(Dataset rows)

'''

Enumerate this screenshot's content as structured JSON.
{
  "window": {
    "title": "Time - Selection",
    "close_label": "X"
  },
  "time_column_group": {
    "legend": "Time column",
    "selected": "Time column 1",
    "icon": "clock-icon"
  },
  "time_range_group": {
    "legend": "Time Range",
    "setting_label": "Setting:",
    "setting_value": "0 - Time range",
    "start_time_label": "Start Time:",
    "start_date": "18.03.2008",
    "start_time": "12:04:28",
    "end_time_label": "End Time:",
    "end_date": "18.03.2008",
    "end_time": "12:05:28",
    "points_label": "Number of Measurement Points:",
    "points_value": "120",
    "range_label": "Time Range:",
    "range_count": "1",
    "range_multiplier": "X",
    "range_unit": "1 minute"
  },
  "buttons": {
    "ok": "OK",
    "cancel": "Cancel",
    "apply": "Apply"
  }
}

'''

EXERCISE DIRECTIONS » From the records above, extract every line exactly as it stands.

FINAL ANSWER »
Enumerate this screenshot's content as structured JSON.
{
  "window": {
    "title": "Time - Selection",
    "close_label": "X"
  },
  "time_column_group": {
    "legend": "Time column",
    "selected": "Time column 1",
    "icon": "clock-icon"
  },
  "time_range_group": {
    "legend": "Time Range",
    "setting_label": "Setting:",
    "setting_value": "0 - Time range",
    "start_time_label": "Start Time:",
    "start_date": "18.03.2008",
    "start_time": "12:04:28",
    "end_time_label": "End Time:",
    "end_date": "18.03.2008",
    "end_time": "12:05:28",
    "points_label": "Number of Measurement Points:",
    "points_value": "120",
    "range_label": "Time Range:",
    "range_count": "1",
    "range_multiplier": "X",
    "range_unit": "1 minute"
  },
  "buttons": {
    "ok": "OK",
    "cancel": "Cancel",
    "apply": "Apply"
  }
}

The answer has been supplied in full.